━━ INFORMATION GIVEN

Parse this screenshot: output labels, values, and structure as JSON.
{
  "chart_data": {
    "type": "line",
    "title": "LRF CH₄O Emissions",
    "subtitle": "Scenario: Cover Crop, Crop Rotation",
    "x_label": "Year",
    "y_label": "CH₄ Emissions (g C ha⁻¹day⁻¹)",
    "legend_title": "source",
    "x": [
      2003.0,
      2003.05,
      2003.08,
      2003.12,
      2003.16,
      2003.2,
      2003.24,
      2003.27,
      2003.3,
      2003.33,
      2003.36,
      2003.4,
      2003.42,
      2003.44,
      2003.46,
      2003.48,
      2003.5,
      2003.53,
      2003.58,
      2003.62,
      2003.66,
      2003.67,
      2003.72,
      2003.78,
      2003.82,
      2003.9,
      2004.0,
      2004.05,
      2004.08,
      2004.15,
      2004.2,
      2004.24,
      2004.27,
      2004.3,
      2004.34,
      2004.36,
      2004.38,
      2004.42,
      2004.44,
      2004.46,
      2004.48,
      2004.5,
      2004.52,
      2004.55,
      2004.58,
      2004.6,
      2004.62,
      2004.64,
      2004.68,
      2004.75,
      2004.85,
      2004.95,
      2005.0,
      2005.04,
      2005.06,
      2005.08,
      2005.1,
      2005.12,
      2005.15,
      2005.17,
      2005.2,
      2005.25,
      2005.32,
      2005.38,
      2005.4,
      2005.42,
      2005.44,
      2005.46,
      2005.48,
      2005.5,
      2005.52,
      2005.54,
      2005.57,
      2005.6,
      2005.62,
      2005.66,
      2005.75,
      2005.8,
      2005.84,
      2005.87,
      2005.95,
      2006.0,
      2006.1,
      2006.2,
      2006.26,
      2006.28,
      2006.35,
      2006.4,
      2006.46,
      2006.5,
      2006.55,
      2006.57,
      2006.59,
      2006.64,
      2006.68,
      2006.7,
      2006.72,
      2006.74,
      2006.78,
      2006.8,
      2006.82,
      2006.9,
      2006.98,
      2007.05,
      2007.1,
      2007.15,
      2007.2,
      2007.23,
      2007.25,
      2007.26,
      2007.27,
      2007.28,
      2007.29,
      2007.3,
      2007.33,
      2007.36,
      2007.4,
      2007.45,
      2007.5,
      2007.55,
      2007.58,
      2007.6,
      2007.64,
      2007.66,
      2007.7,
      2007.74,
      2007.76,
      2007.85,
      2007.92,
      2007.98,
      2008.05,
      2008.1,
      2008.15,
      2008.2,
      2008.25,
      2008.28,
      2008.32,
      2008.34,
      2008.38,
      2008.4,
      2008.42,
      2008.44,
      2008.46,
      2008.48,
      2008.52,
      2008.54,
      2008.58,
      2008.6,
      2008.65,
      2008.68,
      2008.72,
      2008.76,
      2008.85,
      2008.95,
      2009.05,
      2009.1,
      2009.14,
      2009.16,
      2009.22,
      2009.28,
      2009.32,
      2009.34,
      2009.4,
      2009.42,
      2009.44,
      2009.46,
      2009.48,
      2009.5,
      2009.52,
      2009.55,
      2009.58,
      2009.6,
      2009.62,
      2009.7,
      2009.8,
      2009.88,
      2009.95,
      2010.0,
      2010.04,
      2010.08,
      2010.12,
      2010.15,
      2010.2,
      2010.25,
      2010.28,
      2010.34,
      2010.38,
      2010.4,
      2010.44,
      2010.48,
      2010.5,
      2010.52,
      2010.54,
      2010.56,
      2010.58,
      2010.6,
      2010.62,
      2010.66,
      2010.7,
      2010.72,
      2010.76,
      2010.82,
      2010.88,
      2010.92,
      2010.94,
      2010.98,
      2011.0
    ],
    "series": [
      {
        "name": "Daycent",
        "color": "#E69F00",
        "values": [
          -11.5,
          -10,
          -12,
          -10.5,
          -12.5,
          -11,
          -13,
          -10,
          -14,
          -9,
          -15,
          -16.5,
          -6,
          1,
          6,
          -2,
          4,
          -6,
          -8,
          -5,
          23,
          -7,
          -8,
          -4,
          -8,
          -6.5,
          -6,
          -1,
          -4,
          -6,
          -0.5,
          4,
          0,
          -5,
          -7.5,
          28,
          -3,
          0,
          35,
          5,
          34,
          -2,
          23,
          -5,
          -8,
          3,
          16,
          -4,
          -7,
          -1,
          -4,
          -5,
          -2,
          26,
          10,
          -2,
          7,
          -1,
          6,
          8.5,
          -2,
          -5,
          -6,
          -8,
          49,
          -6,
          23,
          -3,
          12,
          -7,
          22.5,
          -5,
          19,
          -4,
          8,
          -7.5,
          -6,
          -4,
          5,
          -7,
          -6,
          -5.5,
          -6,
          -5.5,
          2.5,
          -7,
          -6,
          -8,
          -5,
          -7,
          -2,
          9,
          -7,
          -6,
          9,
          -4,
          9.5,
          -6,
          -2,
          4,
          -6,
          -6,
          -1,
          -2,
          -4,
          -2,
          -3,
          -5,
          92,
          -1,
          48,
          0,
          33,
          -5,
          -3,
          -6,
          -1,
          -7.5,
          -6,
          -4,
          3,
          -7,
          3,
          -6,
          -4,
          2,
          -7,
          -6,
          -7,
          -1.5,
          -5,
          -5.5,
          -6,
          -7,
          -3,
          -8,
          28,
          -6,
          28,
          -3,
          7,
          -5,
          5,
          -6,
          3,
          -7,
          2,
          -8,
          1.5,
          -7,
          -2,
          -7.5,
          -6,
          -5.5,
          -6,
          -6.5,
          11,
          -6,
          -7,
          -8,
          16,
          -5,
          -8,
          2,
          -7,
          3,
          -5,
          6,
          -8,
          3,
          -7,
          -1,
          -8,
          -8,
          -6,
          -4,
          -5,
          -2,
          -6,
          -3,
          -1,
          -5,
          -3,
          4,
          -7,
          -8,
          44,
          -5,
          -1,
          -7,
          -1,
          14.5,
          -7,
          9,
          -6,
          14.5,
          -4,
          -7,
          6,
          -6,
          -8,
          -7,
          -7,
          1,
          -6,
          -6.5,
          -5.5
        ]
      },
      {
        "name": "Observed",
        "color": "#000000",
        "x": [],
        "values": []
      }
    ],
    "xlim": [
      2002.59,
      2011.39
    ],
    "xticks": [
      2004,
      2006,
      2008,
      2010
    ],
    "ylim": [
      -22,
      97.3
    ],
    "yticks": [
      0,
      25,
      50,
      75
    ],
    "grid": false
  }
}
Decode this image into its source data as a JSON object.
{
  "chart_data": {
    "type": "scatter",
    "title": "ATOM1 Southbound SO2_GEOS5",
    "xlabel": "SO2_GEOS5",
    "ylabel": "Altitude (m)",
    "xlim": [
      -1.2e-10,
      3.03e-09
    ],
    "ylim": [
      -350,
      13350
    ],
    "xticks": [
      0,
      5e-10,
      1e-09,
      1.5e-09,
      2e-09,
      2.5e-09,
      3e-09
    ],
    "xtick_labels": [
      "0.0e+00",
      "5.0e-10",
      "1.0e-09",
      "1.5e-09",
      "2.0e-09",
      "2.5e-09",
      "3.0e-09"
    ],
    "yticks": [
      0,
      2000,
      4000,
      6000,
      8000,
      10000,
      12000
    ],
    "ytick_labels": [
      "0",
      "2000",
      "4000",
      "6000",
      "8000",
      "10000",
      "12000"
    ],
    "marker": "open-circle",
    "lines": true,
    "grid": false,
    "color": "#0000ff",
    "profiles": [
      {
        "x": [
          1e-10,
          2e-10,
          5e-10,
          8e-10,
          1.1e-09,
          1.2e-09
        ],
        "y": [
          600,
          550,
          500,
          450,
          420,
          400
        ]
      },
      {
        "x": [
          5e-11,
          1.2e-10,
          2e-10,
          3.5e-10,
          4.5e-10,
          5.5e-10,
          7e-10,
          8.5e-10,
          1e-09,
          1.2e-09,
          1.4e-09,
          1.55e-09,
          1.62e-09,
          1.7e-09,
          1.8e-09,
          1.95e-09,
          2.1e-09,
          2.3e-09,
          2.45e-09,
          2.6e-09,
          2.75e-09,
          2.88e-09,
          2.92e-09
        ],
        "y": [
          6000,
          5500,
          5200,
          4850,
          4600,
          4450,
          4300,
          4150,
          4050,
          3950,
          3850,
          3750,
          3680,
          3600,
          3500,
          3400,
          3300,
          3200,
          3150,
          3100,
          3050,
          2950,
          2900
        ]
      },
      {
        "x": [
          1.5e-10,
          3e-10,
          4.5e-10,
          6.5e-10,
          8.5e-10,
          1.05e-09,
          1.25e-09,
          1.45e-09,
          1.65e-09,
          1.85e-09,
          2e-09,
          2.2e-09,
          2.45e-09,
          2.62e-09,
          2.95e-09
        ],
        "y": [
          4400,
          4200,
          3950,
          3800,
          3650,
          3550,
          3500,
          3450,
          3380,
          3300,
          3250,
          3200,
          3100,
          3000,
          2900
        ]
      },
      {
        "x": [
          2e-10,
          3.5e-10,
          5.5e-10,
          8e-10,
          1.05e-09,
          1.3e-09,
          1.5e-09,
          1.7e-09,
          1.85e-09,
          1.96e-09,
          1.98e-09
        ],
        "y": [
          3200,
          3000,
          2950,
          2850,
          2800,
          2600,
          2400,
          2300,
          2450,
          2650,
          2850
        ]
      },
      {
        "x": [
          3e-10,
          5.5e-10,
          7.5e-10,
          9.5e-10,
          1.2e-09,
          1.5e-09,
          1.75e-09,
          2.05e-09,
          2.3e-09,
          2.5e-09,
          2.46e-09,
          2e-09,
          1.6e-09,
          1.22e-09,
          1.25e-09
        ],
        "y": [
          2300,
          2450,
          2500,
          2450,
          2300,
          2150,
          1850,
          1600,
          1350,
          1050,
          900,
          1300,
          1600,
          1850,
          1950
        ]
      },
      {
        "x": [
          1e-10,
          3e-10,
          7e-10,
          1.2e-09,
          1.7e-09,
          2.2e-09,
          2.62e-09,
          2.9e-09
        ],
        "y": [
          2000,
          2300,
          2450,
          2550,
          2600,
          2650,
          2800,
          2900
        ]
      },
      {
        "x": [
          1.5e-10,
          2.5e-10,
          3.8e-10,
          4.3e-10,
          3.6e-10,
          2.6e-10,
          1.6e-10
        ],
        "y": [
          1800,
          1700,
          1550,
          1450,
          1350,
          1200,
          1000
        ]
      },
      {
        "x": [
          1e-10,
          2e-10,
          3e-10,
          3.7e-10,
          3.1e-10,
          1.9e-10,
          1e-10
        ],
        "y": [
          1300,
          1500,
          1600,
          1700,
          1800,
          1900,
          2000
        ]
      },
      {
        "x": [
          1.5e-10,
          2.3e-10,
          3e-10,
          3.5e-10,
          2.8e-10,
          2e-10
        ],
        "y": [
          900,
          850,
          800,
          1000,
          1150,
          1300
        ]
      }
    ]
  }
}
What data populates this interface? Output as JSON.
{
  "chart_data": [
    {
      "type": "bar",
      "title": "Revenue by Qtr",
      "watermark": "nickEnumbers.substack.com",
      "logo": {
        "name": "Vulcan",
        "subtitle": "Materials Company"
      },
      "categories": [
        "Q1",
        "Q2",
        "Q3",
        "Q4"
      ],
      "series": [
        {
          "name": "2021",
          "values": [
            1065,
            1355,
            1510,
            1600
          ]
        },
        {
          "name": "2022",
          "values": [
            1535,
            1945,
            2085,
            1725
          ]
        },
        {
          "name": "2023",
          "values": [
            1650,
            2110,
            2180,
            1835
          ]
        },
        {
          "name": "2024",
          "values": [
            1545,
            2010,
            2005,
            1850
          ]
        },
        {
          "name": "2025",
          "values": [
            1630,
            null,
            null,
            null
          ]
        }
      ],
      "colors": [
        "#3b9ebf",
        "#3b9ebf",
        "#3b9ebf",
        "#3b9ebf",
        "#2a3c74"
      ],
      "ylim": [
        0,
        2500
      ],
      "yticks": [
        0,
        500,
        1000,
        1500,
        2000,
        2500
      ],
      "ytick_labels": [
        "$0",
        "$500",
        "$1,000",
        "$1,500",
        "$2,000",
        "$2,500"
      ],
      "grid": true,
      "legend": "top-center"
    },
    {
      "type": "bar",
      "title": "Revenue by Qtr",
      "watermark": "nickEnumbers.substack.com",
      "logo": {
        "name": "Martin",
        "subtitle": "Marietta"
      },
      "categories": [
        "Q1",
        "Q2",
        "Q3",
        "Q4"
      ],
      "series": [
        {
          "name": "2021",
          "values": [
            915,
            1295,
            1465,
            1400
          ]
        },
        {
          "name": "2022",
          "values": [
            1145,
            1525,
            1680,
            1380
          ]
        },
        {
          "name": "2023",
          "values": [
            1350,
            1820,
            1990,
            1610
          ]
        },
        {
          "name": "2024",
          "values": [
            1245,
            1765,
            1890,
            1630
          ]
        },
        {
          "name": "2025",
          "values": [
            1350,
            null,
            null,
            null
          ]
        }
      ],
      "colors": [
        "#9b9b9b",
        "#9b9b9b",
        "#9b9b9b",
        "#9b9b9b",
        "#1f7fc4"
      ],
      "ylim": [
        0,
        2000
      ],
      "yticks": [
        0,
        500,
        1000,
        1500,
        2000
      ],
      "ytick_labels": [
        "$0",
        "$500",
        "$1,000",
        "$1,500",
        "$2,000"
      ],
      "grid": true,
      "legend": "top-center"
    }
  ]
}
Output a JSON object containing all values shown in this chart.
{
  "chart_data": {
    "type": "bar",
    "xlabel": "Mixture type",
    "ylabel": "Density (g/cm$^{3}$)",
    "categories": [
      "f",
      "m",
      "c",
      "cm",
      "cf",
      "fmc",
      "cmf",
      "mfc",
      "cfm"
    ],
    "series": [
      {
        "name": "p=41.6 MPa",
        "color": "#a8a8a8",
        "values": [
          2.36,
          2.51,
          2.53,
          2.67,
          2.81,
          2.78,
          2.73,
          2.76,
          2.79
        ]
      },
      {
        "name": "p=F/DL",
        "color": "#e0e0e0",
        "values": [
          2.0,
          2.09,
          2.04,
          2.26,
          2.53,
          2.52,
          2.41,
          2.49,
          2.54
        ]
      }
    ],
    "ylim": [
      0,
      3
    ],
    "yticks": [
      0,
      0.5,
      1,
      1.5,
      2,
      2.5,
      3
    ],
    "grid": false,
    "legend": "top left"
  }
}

━━━━

-- INSTRUCTION --
Tally up the lines in the records that contain the word "subtitle" and give only the total.

-- CORRECT ANSWER --
3